[Source records]

::::::

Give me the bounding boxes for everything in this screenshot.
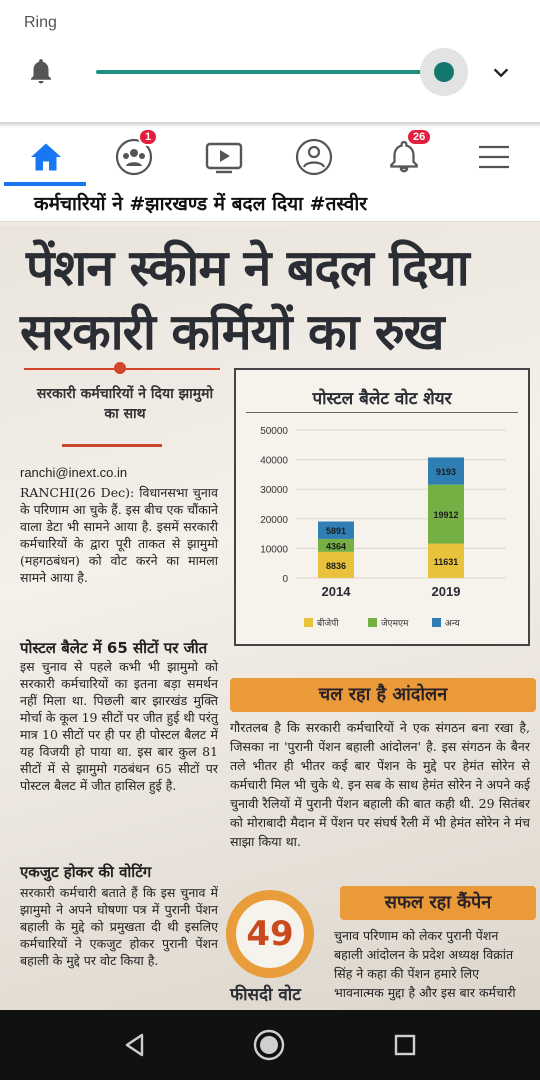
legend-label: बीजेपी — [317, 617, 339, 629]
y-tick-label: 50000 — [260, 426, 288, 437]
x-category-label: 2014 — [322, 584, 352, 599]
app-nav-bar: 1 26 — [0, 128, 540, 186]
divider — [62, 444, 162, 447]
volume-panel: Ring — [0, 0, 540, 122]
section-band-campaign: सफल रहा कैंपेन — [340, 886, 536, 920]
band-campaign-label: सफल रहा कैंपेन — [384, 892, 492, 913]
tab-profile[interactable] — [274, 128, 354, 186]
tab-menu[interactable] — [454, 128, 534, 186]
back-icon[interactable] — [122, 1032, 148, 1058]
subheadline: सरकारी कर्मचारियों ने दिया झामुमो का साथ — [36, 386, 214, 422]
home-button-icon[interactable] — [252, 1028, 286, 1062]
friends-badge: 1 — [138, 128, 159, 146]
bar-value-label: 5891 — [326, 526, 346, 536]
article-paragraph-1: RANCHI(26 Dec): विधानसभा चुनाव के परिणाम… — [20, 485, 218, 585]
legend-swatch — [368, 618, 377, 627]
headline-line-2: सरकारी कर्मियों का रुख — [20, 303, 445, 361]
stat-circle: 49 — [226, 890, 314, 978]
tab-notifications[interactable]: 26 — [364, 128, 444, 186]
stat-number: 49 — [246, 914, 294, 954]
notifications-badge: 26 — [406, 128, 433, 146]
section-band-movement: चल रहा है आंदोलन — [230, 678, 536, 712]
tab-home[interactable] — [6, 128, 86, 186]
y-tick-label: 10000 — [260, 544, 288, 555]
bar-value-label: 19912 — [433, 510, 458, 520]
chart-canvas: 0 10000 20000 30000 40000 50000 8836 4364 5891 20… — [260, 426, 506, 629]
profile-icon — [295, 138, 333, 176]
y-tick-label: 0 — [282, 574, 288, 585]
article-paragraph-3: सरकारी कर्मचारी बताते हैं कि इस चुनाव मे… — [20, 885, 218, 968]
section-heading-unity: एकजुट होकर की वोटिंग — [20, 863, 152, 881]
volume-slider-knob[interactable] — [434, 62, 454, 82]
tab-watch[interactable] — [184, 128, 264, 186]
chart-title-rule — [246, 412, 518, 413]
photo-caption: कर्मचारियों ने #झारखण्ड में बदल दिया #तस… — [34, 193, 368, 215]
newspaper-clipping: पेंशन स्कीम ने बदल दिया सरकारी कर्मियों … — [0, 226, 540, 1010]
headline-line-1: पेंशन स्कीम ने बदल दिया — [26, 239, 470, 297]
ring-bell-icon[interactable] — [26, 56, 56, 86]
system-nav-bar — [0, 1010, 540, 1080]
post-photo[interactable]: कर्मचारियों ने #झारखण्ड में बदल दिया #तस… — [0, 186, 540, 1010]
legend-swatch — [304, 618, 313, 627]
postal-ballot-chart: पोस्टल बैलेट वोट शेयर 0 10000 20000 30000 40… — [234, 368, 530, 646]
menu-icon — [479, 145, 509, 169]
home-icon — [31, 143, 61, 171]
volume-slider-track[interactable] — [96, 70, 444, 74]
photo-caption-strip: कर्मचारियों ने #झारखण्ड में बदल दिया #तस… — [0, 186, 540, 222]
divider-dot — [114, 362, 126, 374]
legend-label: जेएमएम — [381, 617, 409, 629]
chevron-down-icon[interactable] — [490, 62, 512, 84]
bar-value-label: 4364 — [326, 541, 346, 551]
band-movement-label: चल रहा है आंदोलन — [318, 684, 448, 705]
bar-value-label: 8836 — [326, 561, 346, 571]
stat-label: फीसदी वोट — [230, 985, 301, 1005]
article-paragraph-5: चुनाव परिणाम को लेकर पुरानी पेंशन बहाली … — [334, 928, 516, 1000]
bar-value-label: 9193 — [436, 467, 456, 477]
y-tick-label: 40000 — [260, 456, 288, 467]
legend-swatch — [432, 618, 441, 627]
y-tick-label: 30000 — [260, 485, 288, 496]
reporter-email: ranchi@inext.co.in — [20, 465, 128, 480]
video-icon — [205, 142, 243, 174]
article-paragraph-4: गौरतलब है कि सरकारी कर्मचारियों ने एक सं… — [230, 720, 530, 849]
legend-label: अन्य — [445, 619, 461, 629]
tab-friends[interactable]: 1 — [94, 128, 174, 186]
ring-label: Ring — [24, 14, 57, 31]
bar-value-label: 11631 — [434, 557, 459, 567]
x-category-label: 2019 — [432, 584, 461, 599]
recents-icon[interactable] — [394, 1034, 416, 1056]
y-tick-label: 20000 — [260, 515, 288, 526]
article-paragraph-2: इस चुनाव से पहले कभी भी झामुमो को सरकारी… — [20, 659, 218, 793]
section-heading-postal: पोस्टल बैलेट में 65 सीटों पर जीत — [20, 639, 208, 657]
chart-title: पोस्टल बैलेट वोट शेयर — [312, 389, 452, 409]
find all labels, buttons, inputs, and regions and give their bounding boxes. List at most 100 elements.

::::::

Problem:
Report every line of the entries above that contains the string "stat". Case counts.

Finished answer:
stat-circle: 49 — [226, 890, 314, 978]
stat-number: 49 — [246, 914, 294, 954]
stat-label: फीसदी वोट — [230, 985, 301, 1005]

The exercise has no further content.